Data entries for graphics:
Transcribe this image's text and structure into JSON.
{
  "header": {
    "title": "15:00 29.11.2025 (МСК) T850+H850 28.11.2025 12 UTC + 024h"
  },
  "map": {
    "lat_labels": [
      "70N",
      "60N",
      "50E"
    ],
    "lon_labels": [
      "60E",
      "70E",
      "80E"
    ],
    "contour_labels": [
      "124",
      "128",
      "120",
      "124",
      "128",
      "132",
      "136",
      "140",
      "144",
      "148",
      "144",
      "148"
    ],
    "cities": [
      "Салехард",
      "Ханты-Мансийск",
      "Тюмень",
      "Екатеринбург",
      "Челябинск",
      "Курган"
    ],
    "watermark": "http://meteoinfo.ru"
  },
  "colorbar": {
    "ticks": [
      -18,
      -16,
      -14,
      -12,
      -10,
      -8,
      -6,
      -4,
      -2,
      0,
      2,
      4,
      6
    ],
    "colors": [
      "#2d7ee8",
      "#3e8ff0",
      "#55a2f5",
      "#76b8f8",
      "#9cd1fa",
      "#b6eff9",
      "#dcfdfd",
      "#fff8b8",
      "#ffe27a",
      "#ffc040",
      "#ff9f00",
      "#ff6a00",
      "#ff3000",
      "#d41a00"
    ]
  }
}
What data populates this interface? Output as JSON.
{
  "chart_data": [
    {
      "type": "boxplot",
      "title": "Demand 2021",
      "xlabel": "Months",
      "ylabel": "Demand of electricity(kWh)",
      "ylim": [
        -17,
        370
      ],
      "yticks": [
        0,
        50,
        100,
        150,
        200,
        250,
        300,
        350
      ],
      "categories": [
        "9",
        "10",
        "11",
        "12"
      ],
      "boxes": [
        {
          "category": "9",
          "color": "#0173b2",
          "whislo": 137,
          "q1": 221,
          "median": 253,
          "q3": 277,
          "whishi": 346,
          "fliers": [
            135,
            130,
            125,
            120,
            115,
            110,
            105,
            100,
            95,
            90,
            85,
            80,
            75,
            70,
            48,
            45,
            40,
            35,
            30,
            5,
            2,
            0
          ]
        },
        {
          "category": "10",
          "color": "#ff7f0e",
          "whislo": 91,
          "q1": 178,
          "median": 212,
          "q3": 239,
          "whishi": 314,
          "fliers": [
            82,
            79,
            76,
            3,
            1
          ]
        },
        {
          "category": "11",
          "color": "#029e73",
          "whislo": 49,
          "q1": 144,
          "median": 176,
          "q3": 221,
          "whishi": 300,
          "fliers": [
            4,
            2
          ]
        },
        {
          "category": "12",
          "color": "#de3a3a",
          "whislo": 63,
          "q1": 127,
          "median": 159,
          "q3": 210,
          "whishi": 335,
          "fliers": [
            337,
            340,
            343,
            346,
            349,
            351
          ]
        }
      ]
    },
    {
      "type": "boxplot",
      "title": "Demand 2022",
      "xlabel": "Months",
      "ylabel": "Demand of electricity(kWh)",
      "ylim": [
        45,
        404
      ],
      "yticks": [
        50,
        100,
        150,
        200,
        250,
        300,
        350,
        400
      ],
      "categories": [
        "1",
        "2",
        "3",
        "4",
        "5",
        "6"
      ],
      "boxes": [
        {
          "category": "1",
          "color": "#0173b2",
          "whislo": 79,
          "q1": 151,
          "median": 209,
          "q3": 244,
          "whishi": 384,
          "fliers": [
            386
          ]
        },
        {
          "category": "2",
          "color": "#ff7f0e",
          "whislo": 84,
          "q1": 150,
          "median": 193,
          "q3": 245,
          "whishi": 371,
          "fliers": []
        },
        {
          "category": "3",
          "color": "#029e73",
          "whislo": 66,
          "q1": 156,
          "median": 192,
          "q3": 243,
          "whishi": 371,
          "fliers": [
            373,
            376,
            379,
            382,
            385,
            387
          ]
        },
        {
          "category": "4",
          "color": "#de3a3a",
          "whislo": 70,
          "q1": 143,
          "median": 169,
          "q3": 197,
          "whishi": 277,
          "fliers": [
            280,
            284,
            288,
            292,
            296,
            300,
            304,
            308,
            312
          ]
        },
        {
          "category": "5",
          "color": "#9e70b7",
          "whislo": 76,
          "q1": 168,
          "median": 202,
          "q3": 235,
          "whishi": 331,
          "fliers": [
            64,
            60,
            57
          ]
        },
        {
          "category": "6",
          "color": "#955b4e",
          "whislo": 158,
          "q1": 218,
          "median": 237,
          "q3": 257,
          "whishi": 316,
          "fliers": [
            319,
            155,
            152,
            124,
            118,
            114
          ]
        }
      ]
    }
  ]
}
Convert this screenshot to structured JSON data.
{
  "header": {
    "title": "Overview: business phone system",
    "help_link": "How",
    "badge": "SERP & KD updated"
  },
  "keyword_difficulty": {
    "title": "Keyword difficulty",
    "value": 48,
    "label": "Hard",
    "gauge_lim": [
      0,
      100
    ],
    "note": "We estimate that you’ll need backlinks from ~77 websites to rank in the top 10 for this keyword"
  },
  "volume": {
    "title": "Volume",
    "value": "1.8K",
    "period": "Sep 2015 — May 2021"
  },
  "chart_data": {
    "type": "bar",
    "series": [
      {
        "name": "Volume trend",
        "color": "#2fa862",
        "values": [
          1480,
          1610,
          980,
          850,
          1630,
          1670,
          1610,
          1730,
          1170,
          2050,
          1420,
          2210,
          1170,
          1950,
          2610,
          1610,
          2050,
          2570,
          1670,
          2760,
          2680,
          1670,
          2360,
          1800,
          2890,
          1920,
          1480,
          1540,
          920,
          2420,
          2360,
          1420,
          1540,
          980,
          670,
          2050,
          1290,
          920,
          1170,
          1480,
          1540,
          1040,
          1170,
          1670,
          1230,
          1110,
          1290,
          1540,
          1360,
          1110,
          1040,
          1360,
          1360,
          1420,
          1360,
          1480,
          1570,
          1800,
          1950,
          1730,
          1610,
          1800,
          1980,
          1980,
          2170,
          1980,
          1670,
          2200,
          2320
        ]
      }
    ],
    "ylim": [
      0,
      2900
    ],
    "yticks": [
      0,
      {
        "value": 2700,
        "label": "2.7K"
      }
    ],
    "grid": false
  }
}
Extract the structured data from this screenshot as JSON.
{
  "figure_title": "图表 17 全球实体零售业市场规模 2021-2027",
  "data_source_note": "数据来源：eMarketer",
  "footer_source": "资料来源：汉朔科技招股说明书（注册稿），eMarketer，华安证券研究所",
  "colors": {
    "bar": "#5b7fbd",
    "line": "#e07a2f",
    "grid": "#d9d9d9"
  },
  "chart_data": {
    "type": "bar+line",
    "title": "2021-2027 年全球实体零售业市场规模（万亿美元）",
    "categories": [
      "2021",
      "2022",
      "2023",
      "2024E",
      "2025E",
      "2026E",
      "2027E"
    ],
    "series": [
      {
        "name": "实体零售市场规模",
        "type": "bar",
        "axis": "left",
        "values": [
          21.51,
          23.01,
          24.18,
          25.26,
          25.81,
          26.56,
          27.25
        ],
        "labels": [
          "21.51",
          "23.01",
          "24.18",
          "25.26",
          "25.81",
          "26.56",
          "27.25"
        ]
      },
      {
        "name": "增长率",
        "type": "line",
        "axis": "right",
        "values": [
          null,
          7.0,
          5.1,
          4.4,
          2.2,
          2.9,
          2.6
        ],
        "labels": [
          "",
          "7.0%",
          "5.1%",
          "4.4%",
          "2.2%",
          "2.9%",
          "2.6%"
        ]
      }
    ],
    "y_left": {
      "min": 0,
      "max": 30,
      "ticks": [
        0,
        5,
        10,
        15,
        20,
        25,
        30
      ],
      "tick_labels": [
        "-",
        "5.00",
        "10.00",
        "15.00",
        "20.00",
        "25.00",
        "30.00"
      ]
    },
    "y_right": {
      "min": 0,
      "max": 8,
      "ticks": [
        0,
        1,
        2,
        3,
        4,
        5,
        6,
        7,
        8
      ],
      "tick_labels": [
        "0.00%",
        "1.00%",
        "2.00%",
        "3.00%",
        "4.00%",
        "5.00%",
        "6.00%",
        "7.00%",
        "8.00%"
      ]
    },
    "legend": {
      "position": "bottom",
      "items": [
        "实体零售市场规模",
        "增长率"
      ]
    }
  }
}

WHAT YOU WILL DO |
Whenever "type" turns up in a line, pick that line out.

OUTPUT |
      "type": "boxplot",
      "type": "boxplot",
    "type": "bar",
    "type": "bar+line",
        "type": "bar",
        "type": "line",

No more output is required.